Objective:
Return each line of the material verbatim.

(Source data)

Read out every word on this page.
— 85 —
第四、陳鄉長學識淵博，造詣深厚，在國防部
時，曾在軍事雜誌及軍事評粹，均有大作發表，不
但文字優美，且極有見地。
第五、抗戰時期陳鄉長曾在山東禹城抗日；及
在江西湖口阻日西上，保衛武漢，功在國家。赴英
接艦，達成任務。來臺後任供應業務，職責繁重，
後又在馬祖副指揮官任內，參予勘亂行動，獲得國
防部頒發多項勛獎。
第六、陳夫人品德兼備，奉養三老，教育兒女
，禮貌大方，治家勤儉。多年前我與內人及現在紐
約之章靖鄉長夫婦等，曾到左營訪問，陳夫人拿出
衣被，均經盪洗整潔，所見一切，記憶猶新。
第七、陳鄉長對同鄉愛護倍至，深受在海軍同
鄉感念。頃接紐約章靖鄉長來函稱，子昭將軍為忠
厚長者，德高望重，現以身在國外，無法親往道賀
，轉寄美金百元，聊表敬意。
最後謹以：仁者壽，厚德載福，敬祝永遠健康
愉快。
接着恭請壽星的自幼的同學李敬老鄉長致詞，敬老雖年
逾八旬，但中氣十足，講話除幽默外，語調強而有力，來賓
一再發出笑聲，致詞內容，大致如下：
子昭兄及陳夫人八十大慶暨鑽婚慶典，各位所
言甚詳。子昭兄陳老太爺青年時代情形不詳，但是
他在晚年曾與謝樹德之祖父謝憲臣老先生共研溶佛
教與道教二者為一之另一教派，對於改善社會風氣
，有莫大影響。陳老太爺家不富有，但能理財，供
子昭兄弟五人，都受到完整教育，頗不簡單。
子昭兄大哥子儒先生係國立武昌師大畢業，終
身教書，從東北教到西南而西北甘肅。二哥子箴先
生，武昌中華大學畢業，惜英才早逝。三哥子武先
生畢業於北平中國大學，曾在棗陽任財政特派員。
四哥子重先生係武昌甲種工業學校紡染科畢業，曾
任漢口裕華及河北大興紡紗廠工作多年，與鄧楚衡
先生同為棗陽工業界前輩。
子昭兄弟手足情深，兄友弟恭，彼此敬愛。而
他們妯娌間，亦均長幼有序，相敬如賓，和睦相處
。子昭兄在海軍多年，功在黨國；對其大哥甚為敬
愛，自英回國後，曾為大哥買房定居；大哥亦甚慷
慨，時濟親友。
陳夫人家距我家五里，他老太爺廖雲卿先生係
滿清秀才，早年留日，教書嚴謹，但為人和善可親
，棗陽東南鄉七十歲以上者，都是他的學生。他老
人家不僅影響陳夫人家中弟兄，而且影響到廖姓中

Final result:
Read out every word on this page.
— 85 —
第四、陳鄉長學識淵博，造詣深厚，在國防部
時，曾在軍事雜誌及軍事評粹，均有大作發表，不
但文字優美，且極有見地。
第五、抗戰時期陳鄉長曾在山東禹城抗日；及
在江西湖口阻日西上，保衛武漢，功在國家。赴英
接艦，達成任務。來臺後任供應業務，職責繁重，
後又在馬祖副指揮官任內，參予勘亂行動，獲得國
防部頒發多項勛獎。
第六、陳夫人品德兼備，奉養三老，教育兒女
，禮貌大方，治家勤儉。多年前我與內人及現在紐
約之章靖鄉長夫婦等，曾到左營訪問，陳夫人拿出
衣被，均經盪洗整潔，所見一切，記憶猶新。
第七、陳鄉長對同鄉愛護倍至，深受在海軍同
鄉感念。頃接紐約章靖鄉長來函稱，子昭將軍為忠
厚長者，德高望重，現以身在國外，無法親往道賀
，轉寄美金百元，聊表敬意。
最後謹以：仁者壽，厚德載福，敬祝永遠健康
愉快。
接着恭請壽星的自幼的同學李敬老鄉長致詞，敬老雖年
逾八旬，但中氣十足，講話除幽默外，語調強而有力，來賓
一再發出笑聲，致詞內容，大致如下：
子昭兄及陳夫人八十大慶暨鑽婚慶典，各位所
言甚詳。子昭兄陳老太爺青年時代情形不詳，但是
他在晚年曾與謝樹德之祖父謝憲臣老先生共研溶佛
教與道教二者為一之另一教派，對於改善社會風氣
，有莫大影響。陳老太爺家不富有，但能理財，供
子昭兄弟五人，都受到完整教育，頗不簡單。
子昭兄大哥子儒先生係國立武昌師大畢業，終
身教書，從東北教到西南而西北甘肅。二哥子箴先
生，武昌中華大學畢業，惜英才早逝。三哥子武先
生畢業於北平中國大學，曾在棗陽任財政特派員。
四哥子重先生係武昌甲種工業學校紡染科畢業，曾
任漢口裕華及河北大興紡紗廠工作多年，與鄧楚衡
先生同為棗陽工業界前輩。
子昭兄弟手足情深，兄友弟恭，彼此敬愛。而
他們妯娌間，亦均長幼有序，相敬如賓，和睦相處
。子昭兄在海軍多年，功在黨國；對其大哥甚為敬
愛，自英回國後，曾為大哥買房定居；大哥亦甚慷
慨，時濟親友。
陳夫人家距我家五里，他老太爺廖雲卿先生係
滿清秀才，早年留日，教書嚴謹，但為人和善可親
，棗陽東南鄉七十歲以上者，都是他的學生。他老
人家不僅影響陳夫人家中弟兄，而且影響到廖姓中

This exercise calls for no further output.